**What the exercise asks:** Can you copy every one of the lines below without changing a single character?

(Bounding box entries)

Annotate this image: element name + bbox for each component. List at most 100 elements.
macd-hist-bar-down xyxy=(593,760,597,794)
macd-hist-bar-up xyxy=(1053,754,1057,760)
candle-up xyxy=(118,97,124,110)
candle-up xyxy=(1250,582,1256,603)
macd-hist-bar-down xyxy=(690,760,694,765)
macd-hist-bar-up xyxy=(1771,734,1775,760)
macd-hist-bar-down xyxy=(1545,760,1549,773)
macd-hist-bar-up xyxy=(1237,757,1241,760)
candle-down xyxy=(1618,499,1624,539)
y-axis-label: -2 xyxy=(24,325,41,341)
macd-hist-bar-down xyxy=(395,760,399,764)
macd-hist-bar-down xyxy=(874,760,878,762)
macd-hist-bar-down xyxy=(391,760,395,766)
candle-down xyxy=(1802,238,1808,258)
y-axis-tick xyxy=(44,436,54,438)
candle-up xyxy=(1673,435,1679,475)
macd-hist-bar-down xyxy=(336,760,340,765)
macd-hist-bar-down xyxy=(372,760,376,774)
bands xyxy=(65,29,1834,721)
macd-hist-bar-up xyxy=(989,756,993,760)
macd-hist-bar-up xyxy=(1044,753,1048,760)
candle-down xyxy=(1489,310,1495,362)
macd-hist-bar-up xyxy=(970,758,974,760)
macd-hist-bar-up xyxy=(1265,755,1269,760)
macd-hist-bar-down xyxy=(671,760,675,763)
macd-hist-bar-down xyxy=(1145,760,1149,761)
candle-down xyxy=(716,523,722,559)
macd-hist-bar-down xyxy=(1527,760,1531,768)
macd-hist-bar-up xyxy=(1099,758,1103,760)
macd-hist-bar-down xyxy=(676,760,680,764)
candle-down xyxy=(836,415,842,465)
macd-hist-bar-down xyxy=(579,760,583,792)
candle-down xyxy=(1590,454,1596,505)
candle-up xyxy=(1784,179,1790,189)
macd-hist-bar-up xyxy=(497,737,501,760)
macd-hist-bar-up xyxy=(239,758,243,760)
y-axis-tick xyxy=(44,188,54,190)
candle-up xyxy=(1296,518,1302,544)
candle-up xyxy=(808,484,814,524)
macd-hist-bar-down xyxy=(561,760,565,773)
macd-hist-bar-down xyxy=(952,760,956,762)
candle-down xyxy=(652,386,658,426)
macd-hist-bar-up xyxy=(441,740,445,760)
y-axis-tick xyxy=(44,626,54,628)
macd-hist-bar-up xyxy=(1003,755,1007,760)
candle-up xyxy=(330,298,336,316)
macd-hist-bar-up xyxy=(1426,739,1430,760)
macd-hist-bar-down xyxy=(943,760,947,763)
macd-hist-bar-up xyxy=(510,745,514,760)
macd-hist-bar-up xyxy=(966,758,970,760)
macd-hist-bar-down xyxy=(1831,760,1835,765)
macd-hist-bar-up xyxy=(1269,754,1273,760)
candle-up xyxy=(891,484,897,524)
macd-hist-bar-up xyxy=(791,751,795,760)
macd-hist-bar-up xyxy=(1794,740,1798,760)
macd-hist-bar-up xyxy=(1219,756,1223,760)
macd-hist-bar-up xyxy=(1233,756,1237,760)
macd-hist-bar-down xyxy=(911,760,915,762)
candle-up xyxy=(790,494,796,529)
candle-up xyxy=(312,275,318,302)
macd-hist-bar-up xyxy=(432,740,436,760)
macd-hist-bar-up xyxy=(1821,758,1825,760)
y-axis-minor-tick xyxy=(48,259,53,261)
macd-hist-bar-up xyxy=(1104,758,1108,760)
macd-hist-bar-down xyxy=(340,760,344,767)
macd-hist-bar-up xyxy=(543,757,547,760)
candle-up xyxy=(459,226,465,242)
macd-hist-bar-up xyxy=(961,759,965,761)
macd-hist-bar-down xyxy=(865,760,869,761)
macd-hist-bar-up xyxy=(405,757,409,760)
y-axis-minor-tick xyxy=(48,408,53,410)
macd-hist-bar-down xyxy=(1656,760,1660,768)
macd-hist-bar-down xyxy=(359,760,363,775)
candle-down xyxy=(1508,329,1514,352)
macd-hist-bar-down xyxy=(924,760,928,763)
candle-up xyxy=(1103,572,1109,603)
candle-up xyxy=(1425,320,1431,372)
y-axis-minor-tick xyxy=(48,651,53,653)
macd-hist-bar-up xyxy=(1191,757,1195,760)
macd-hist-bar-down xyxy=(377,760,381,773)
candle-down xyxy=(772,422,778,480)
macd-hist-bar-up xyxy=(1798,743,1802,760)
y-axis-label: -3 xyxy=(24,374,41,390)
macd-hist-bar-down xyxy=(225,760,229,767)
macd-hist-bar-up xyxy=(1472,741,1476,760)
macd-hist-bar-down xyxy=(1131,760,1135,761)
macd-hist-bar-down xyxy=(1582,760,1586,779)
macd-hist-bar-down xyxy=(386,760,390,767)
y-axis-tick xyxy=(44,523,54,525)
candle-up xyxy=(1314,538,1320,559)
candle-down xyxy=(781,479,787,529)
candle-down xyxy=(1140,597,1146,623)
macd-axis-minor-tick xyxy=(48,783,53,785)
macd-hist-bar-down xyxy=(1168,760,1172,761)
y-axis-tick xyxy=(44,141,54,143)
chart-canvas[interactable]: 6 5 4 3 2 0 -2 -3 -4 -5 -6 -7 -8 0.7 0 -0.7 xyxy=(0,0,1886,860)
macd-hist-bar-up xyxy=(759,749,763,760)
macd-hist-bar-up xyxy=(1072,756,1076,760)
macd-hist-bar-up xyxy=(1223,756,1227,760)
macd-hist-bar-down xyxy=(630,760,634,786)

**Complete answer:**
Annotate this image: element name + bbox for each component. List at most 100 elements.
macd-hist-bar-down xyxy=(593,760,597,794)
macd-hist-bar-up xyxy=(1053,754,1057,760)
candle-up xyxy=(118,97,124,110)
candle-up xyxy=(1250,582,1256,603)
macd-hist-bar-down xyxy=(690,760,694,765)
macd-hist-bar-up xyxy=(1771,734,1775,760)
macd-hist-bar-down xyxy=(1545,760,1549,773)
macd-hist-bar-up xyxy=(1237,757,1241,760)
candle-down xyxy=(1618,499,1624,539)
y-axis-label: -2 xyxy=(24,325,41,341)
macd-hist-bar-down xyxy=(395,760,399,764)
macd-hist-bar-down xyxy=(874,760,878,762)
macd-hist-bar-down xyxy=(391,760,395,766)
candle-down xyxy=(1802,238,1808,258)
y-axis-tick xyxy=(44,436,54,438)
candle-up xyxy=(1673,435,1679,475)
macd-hist-bar-down xyxy=(336,760,340,765)
macd-hist-bar-down xyxy=(372,760,376,774)
bands xyxy=(65,29,1834,721)
macd-hist-bar-up xyxy=(989,756,993,760)
macd-hist-bar-up xyxy=(1044,753,1048,760)
candle-down xyxy=(1489,310,1495,362)
macd-hist-bar-up xyxy=(970,758,974,760)
macd-hist-bar-up xyxy=(1265,755,1269,760)
macd-hist-bar-down xyxy=(671,760,675,763)
macd-hist-bar-down xyxy=(1145,760,1149,761)
candle-down xyxy=(716,523,722,559)
macd-hist-bar-down xyxy=(1527,760,1531,768)
macd-hist-bar-up xyxy=(1099,758,1103,760)
macd-hist-bar-down xyxy=(676,760,680,764)
candle-down xyxy=(836,415,842,465)
macd-hist-bar-down xyxy=(579,760,583,792)
candle-down xyxy=(1590,454,1596,505)
candle-up xyxy=(1784,179,1790,189)
macd-hist-bar-up xyxy=(497,737,501,760)
macd-hist-bar-up xyxy=(239,758,243,760)
y-axis-tick xyxy=(44,188,54,190)
candle-up xyxy=(1296,518,1302,544)
candle-up xyxy=(808,484,814,524)
macd-hist-bar-down xyxy=(561,760,565,773)
macd-hist-bar-down xyxy=(952,760,956,762)
candle-down xyxy=(652,386,658,426)
macd-hist-bar-up xyxy=(441,740,445,760)
y-axis-tick xyxy=(44,626,54,628)
macd-hist-bar-up xyxy=(1003,755,1007,760)
candle-up xyxy=(330,298,336,316)
macd-hist-bar-up xyxy=(1426,739,1430,760)
macd-hist-bar-down xyxy=(943,760,947,763)
macd-hist-bar-up xyxy=(510,745,514,760)
macd-hist-bar-up xyxy=(966,758,970,760)
macd-hist-bar-down xyxy=(1831,760,1835,765)
macd-hist-bar-up xyxy=(1269,754,1273,760)
candle-up xyxy=(891,484,897,524)
macd-hist-bar-up xyxy=(791,751,795,760)
macd-hist-bar-up xyxy=(1794,740,1798,760)
macd-hist-bar-up xyxy=(1219,756,1223,760)
macd-hist-bar-up xyxy=(1233,756,1237,760)
macd-hist-bar-down xyxy=(911,760,915,762)
candle-up xyxy=(790,494,796,529)
candle-up xyxy=(312,275,318,302)
macd-hist-bar-up xyxy=(432,740,436,760)
macd-hist-bar-up xyxy=(1821,758,1825,760)
y-axis-minor-tick xyxy=(48,259,53,261)
macd-hist-bar-up xyxy=(1104,758,1108,760)
macd-hist-bar-down xyxy=(340,760,344,767)
macd-hist-bar-up xyxy=(543,757,547,760)
candle-up xyxy=(459,226,465,242)
macd-hist-bar-up xyxy=(961,759,965,761)
macd-hist-bar-down xyxy=(865,760,869,761)
macd-hist-bar-up xyxy=(405,757,409,760)
y-axis-minor-tick xyxy=(48,408,53,410)
macd-hist-bar-down xyxy=(1656,760,1660,768)
macd-hist-bar-down xyxy=(359,760,363,775)
candle-down xyxy=(1508,329,1514,352)
macd-hist-bar-down xyxy=(924,760,928,763)
candle-up xyxy=(1103,572,1109,603)
candle-up xyxy=(1425,320,1431,372)
y-axis-minor-tick xyxy=(48,651,53,653)
macd-hist-bar-up xyxy=(1191,757,1195,760)
macd-hist-bar-down xyxy=(377,760,381,773)
candle-down xyxy=(772,422,778,480)
macd-hist-bar-up xyxy=(1798,743,1802,760)
y-axis-label: -3 xyxy=(24,374,41,390)
macd-hist-bar-down xyxy=(225,760,229,767)
macd-hist-bar-up xyxy=(1472,741,1476,760)
macd-hist-bar-down xyxy=(1131,760,1135,761)
macd-hist-bar-down xyxy=(1582,760,1586,779)
macd-hist-bar-down xyxy=(386,760,390,767)
y-axis-tick xyxy=(44,523,54,525)
candle-up xyxy=(1314,538,1320,559)
candle-down xyxy=(781,479,787,529)
candle-down xyxy=(1140,597,1146,623)
macd-axis-minor-tick xyxy=(48,783,53,785)
macd-hist-bar-down xyxy=(1168,760,1172,761)
y-axis-tick xyxy=(44,141,54,143)
chart-canvas[interactable]: 6 5 4 3 2 0 -2 -3 -4 -5 -6 -7 -8 0.7 0 -0.7 xyxy=(0,0,1886,860)
macd-hist-bar-up xyxy=(759,749,763,760)
macd-hist-bar-up xyxy=(1072,756,1076,760)
macd-hist-bar-up xyxy=(1223,756,1227,760)
macd-hist-bar-down xyxy=(630,760,634,786)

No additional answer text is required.